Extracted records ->

━━━━━━━━━━━━━━━━━━━━

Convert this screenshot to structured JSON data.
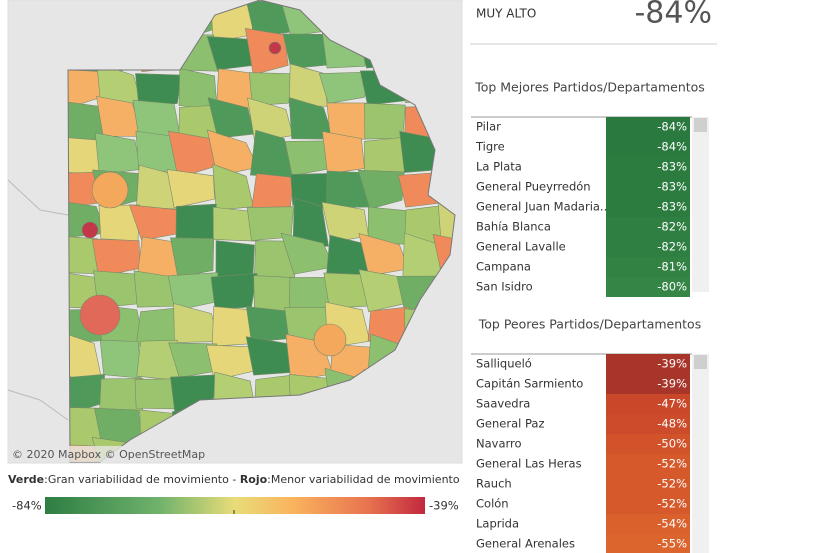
{
  "kpi": {
    "label": "MUY ALTO",
    "value": "-84%"
  },
  "best": {
    "title": "Top Mejores Partidos/Departamentos",
    "rows": [
      {
        "name": "Pilar",
        "value": "-84%",
        "color": "#2a7a3f"
      },
      {
        "name": "Tigre",
        "value": "-84%",
        "color": "#2a7a3f"
      },
      {
        "name": "La Plata",
        "value": "-83%",
        "color": "#2c7c40"
      },
      {
        "name": "General Pueyrredón",
        "value": "-83%",
        "color": "#2c7c40"
      },
      {
        "name": "General Juan Madaria..",
        "value": "-83%",
        "color": "#2c7c40"
      },
      {
        "name": "Bahía Blanca",
        "value": "-82%",
        "color": "#2f7f42"
      },
      {
        "name": "General Lavalle",
        "value": "-82%",
        "color": "#2f7f42"
      },
      {
        "name": "Campana",
        "value": "-81%",
        "color": "#328244"
      },
      {
        "name": "San Isidro",
        "value": "-80%",
        "color": "#358546"
      }
    ]
  },
  "worst": {
    "title": "Top Peores Partidos/Departamentos",
    "rows": [
      {
        "name": "Salliqueló",
        "value": "-39%",
        "color": "#a8352a"
      },
      {
        "name": "Capitán Sarmiento",
        "value": "-39%",
        "color": "#a8352a"
      },
      {
        "name": "Saavedra",
        "value": "-47%",
        "color": "#c9482a"
      },
      {
        "name": "General Paz",
        "value": "-48%",
        "color": "#cc4b2a"
      },
      {
        "name": "Navarro",
        "value": "-50%",
        "color": "#d2522a"
      },
      {
        "name": "General Las Heras",
        "value": "-52%",
        "color": "#d6592b"
      },
      {
        "name": "Rauch",
        "value": "-52%",
        "color": "#d6592b"
      },
      {
        "name": "Colón",
        "value": "-52%",
        "color": "#d6592b"
      },
      {
        "name": "Laprida",
        "value": "-54%",
        "color": "#da602c"
      },
      {
        "name": "General Arenales",
        "value": "-55%",
        "color": "#dc642d"
      }
    ]
  },
  "map": {
    "attribution": "© 2020 Mapbox © OpenStreetMap"
  },
  "legend": {
    "green_word": "Verde",
    "green_text": ":Gran variabilidad de movimiento - ",
    "red_word": "Rojo",
    "red_text": ":Menor variabilidad de movimiento",
    "min": "-84%",
    "max": "-39%"
  }
}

━━━━━━━━━━━━━━━━━━━━

PROBLEM TO WORK ON -> Repeat the material above word for word, please, apart from its images.

TASK RESPONSE ->
Convert this screenshot to structured JSON data.
{
  "kpi": {
    "label": "MUY ALTO",
    "value": "-84%"
  },
  "best": {
    "title": "Top Mejores Partidos/Departamentos",
    "rows": [
      {
        "name": "Pilar",
        "value": "-84%",
        "color": "#2a7a3f"
      },
      {
        "name": "Tigre",
        "value": "-84%",
        "color": "#2a7a3f"
      },
      {
        "name": "La Plata",
        "value": "-83%",
        "color": "#2c7c40"
      },
      {
        "name": "General Pueyrredón",
        "value": "-83%",
        "color": "#2c7c40"
      },
      {
        "name": "General Juan Madaria..",
        "value": "-83%",
        "color": "#2c7c40"
      },
      {
        "name": "Bahía Blanca",
        "value": "-82%",
        "color": "#2f7f42"
      },
      {
        "name": "General Lavalle",
        "value": "-82%",
        "color": "#2f7f42"
      },
      {
        "name": "Campana",
        "value": "-81%",
        "color": "#328244"
      },
      {
        "name": "San Isidro",
        "value": "-80%",
        "color": "#358546"
      }
    ]
  },
  "worst": {
    "title": "Top Peores Partidos/Departamentos",
    "rows": [
      {
        "name": "Salliqueló",
        "value": "-39%",
        "color": "#a8352a"
      },
      {
        "name": "Capitán Sarmiento",
        "value": "-39%",
        "color": "#a8352a"
      },
      {
        "name": "Saavedra",
        "value": "-47%",
        "color": "#c9482a"
      },
      {
        "name": "General Paz",
        "value": "-48%",
        "color": "#cc4b2a"
      },
      {
        "name": "Navarro",
        "value": "-50%",
        "color": "#d2522a"
      },
      {
        "name": "General Las Heras",
        "value": "-52%",
        "color": "#d6592b"
      },
      {
        "name": "Rauch",
        "value": "-52%",
        "color": "#d6592b"
      },
      {
        "name": "Colón",
        "value": "-52%",
        "color": "#d6592b"
      },
      {
        "name": "Laprida",
        "value": "-54%",
        "color": "#da602c"
      },
      {
        "name": "General Arenales",
        "value": "-55%",
        "color": "#dc642d"
      }
    ]
  },
  "map": {
    "attribution": "© 2020 Mapbox © OpenStreetMap"
  },
  "legend": {
    "green_word": "Verde",
    "green_text": ":Gran variabilidad de movimiento - ",
    "red_word": "Rojo",
    "red_text": ":Menor variabilidad de movimiento",
    "min": "-84%",
    "max": "-39%"
  }
}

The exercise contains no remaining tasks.